─── Document text ───

In this tutorial we will create PostgreSQL extension ban_sus_query
. It will check that DML queries contain predicates, otherwise will just throw an error.
Next, in order not to mislead up, I will use term
contrib
for PostgreSQL extension, and forextension
for PostgreSQL Hacker Helper VS Code extension.
This tutorial is created not only for newbies in PostgreSQL development, but also as a tutorial for VS Code extension PostgreSQL Hacker Helper. Documentation for it you can find here.
Preparation
First things first, you must setup development environment. This involves 2 things.
PostgreSQL setup
To create extension you must build PostgreSQL. Even if you will not run any query and just trust me - you will not be able to build an extension, because compilation depends on several files which are created only during source code compilation.
Do not worry about it. On documentation site there are 2 related pages:
- PostgreSQL setup - introduction to PostgreSQL build system
- Development scripts - various development scripts for PostgreSQL building, developing and debugging.
Pages contain not only examples, but also tips.
VS Code setup
VS Code - is the IDE we are using, so we should setup it properly for convenient development.
VS Code setup page contains lists of necessary extensions and configuration files.

─── Record set ───

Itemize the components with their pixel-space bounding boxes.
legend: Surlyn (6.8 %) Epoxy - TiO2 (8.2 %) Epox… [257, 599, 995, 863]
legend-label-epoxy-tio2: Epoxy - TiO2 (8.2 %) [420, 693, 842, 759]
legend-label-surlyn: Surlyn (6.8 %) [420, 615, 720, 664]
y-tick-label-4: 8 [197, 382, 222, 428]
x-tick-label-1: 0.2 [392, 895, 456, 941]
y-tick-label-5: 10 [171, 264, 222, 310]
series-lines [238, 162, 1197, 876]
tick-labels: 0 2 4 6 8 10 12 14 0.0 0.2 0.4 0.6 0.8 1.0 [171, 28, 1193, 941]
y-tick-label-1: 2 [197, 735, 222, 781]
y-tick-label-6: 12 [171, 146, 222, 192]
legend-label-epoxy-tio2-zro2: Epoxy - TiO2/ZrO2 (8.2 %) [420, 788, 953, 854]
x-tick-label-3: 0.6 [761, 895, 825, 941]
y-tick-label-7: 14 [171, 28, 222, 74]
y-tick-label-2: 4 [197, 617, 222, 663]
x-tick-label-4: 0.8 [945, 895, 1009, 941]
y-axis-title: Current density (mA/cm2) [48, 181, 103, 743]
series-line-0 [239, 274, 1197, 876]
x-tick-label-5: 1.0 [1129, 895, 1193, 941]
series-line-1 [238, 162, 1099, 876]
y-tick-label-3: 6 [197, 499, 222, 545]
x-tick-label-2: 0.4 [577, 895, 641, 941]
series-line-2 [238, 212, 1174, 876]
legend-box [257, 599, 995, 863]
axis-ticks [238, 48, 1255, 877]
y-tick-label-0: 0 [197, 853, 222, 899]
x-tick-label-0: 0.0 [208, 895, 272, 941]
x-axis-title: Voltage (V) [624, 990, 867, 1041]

───

◆ Exercise task 1:
From the PostgreSQL extension tutorial, output the passage between "In this tutorial" and "source code compilation.", inclusive.
◆ Exercise task 2:
Continue the PostgreSQL extension tutorial from the point where it stops.

◆ Task response 1:
In this tutorial we will create PostgreSQL extension ban_sus_query
. It will check that DML queries contain predicates, otherwise will just throw an error.
Next, in order not to mislead up, I will use term
contrib
for PostgreSQL extension, and forextension
for PostgreSQL Hacker Helper VS Code extension.
This tutorial is created not only for newbies in PostgreSQL development, but also as a tutorial for VS Code extension PostgreSQL Hacker Helper. Documentation for it you can find here.
Preparation
First things first, you must setup development environment. This involves 2 things.
PostgreSQL setup
To create extension you must build PostgreSQL. Even if you will not run any query and just trust me - you will not be able to build an extension, because compilation depends on several files which are created only during source code compilation.

◆ Task response 2:
Also, it has a very handy tasks.json
file which is bundled with lots of predefined tasks for various use cases of PostgreSQL development. They use scripts from previous section and thus you can use them to turn VS Code in a PostgreSQL IDE. i.e. you can have PostgreSQL up and running from the ground using 2 tasks: Bootstrap
and Run DB
!
Creating initial files
PostgreSQL has infrastructure for contrib building and installation. In short, contribs have a template architecture - most parts are common for all.
So, for faster contrib creation we will use command: PGHH: Bootstrap extension
.
It will prompt us to bootstrap some files - choose only C sources.
After that we will have our contrib files created:
Initial code
Query execution pipeline has 3 stages:
- Parse/Semantic analysis - query string parsing and resolving tables
- Plan - query optimization and creating execution plan
- Execution - actual query execution
Our logic will be added to the 2 stage, because we must check real execution plan, not Query.
This is because after multiple transformations query can be changed in multiple ways - predicates can be deleted or added, therefore we may get a completely different query than in the original query string.
To implement that we will create hook on planner - planner_hook
. Inside we will invoke actual planner
and check it's output for the existence of predicates.
Starter code is the following:
#include "postgres.h"
#include "fmgr.h"
#include "optimizer/planner.h"
#ifdef PG_MODULE_MAGIC
PG_MODULE_MAGIC;
#endif
static planner_hook_type prev_planner_hook;
void _PG_init(void);
void _PG_fini(void);
static bool
is_sus_query(Plan *plan)
{
/* ... */
return false;
}
static PlannedStmt *
ban_sus_query_planner_hook(Query *parse,
const char *query_string,
int cursorOptions,
ParamListInfo boundParams)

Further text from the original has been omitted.